■ **PAGE**:
+++++

The years after Sarah Bush Lincoln came to Indiana were happy ones for young Abraham. Afterward, when he spoke of this time, it was as “a joyous, happy boyhood,” which he described “with mirth and glee,” and in his recollections “there was nothing sad nor pinched, and nothing of want.” His parents enrolled him, along with the other four children in the household, in the school that Andrew Crawford had opened in a cabin about a mile
from the Lincoln house. Though Sarah Bush Lincoln was illiterate, she had a sense that education was important, and Thomas wanted his son to learn how to read and cipher.

Possibly young Lincoln knew how to read a little before he entered Crawford’s school, but Dennis Hanks, who was only marginally literate himself, claimed credit for giving Abraham “his first lesson in spelling—reading and writing.” “I taught Abe to write with a buzzards quill which I killed with a rifle and having made a pen—put Abes hand in mind [sic] and moving his fingers by my hand to give him the idea of how to write.” Abraham learned these basic skills slowly. John Hanks, another cousin who lived with the Lincolns for a time, thought he was “somewhat dull... not a brilliant boy—but
worked
his way by toil: to learn was hard for him, but he worked slowly, but surely.” But Abraham’s stepmother understood him better, recognized his need fully to master what he read or heard. “He must understand every thing—even to the smallest thing—minutely and exactly,” she remembered; “he would then repeat it over to himself again and again—some times in one form and then in an other and when it was fixed in his mind to suit him he ... never lost that fact or his understanding of it.”

Abraham attended Crawford’s school for one term, of perhaps three months. Crawford, a justice of the peace and man of some importance in the area, ran a subscription school, where parents paid their children’s tuition in cash or in commodities. Ungraded, it was a “blab” school, where students recited their lessons aloud, and the schoolmaster listened through the din for errors. He was long remembered because, according to one student, “he tried to learn us manners” by having the pupils practice introducing each other, as though they were strangers. After one term Crawford gave up teaching, and the Lincoln children had no school for a year, until James Swaney opened one about four miles from the Lincoln house. The distance was so great that Abraham, who had farm chores to perform, could attend only sporadically. The next year, for about six months, he went to a school taught by Azel W. Dorsey in the same cabin that Crawford had used. With that term, at the age of fifteen, his formal education ended. All told, he summarized, “the agregate of all his schooling did not amount to one year.”

+++++

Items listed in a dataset
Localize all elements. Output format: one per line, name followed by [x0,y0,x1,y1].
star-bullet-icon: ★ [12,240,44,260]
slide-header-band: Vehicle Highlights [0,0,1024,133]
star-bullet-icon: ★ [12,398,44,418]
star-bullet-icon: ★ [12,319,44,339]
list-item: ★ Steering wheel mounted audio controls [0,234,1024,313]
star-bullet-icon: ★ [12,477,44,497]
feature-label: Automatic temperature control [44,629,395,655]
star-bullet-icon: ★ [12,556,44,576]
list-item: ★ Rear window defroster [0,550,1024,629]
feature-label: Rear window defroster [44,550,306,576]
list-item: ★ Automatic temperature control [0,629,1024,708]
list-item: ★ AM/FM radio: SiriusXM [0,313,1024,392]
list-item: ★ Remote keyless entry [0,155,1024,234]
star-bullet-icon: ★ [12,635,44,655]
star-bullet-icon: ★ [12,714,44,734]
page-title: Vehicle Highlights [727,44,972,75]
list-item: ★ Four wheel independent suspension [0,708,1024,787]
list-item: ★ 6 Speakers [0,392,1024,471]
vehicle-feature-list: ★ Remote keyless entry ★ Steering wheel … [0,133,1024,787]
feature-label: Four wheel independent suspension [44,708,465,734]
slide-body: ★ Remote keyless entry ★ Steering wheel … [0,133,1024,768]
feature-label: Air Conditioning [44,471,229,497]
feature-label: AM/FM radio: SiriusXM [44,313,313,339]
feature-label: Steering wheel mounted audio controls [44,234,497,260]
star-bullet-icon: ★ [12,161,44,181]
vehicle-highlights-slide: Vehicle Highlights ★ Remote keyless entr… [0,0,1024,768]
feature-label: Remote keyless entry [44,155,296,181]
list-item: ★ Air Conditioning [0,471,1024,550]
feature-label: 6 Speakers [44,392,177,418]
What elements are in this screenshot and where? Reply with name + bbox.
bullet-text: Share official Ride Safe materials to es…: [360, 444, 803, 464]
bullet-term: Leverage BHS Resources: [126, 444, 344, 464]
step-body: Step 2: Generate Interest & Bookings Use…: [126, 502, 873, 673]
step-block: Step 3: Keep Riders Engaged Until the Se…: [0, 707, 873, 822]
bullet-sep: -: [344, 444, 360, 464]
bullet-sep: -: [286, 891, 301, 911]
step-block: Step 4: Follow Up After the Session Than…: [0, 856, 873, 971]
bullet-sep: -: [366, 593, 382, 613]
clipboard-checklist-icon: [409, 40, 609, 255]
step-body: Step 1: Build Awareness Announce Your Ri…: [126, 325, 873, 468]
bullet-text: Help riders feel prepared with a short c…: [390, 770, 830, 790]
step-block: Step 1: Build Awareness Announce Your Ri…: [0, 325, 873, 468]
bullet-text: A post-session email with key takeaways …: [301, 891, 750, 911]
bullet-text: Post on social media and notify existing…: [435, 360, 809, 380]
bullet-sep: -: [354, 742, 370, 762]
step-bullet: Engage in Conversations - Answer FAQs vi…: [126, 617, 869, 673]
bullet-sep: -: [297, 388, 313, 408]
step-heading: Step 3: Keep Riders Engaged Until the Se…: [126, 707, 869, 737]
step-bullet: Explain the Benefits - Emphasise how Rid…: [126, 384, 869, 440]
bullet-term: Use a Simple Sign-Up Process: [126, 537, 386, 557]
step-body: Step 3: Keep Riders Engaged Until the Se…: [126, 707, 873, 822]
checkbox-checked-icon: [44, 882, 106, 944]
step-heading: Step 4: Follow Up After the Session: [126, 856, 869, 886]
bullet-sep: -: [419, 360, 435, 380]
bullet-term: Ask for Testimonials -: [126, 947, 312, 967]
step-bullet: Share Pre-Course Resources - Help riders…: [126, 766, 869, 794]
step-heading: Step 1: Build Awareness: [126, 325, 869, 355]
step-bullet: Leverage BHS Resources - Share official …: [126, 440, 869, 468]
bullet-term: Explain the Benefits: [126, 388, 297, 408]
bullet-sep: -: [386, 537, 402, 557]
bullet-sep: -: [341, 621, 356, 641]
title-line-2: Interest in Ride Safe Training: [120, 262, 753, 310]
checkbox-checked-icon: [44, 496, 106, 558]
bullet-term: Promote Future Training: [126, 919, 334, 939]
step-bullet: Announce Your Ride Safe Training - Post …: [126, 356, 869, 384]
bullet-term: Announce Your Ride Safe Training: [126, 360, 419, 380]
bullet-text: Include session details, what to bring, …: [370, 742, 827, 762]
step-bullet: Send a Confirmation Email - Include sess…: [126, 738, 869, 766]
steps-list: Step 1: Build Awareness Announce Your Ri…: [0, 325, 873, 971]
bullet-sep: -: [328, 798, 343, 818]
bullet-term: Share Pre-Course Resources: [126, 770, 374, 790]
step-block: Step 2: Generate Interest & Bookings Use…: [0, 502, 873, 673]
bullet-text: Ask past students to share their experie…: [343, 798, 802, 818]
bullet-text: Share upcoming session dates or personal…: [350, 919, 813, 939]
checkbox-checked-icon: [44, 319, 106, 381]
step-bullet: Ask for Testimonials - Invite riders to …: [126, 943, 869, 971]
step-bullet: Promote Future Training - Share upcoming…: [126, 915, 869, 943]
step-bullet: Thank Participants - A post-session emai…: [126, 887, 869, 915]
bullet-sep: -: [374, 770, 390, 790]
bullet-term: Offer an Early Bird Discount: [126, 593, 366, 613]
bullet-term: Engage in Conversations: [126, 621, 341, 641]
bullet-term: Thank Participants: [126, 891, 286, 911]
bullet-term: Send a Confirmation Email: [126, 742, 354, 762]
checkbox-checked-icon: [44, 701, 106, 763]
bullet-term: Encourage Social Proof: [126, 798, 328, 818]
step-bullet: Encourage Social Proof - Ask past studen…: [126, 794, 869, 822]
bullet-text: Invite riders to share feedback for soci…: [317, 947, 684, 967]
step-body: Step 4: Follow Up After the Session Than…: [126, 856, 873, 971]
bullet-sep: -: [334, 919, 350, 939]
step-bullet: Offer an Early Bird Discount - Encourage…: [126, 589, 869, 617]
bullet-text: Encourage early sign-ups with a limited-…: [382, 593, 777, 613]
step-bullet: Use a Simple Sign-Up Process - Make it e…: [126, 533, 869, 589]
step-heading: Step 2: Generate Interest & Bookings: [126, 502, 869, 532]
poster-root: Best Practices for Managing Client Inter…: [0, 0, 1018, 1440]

+++++

■ **TASK SET**:
1. Retype the passage on Lincoln's boyhood schooling, starting at "The years after" and ending at "read and cipher.".
2. From the listing, pull out every line that includes the word "Future".

■ **THE RESULTS**:
1.
The years after Sarah Bush Lincoln came to Indiana were happy ones for young Abraham. Afterward, when he spoke of this time, it was as “a joyous, happy boyhood,” which he described “with mirth and glee,” and in his recollections “there was nothing sad nor pinched, and nothing of want.” His parents enrolled him, along with the other four children in the household, in the school that Andrew Crawford had opened in a cabin about a mile
from the Lincoln house. Though Sarah Bush Lincoln was illiterate, she had a sense that education was important, and Thomas wanted his son to learn how to read and cipher.

2.
bullet-term: Promote Future Training: [126, 919, 334, 939]
step-bullet: Promote Future Training - Share upcoming…: [126, 915, 869, 943]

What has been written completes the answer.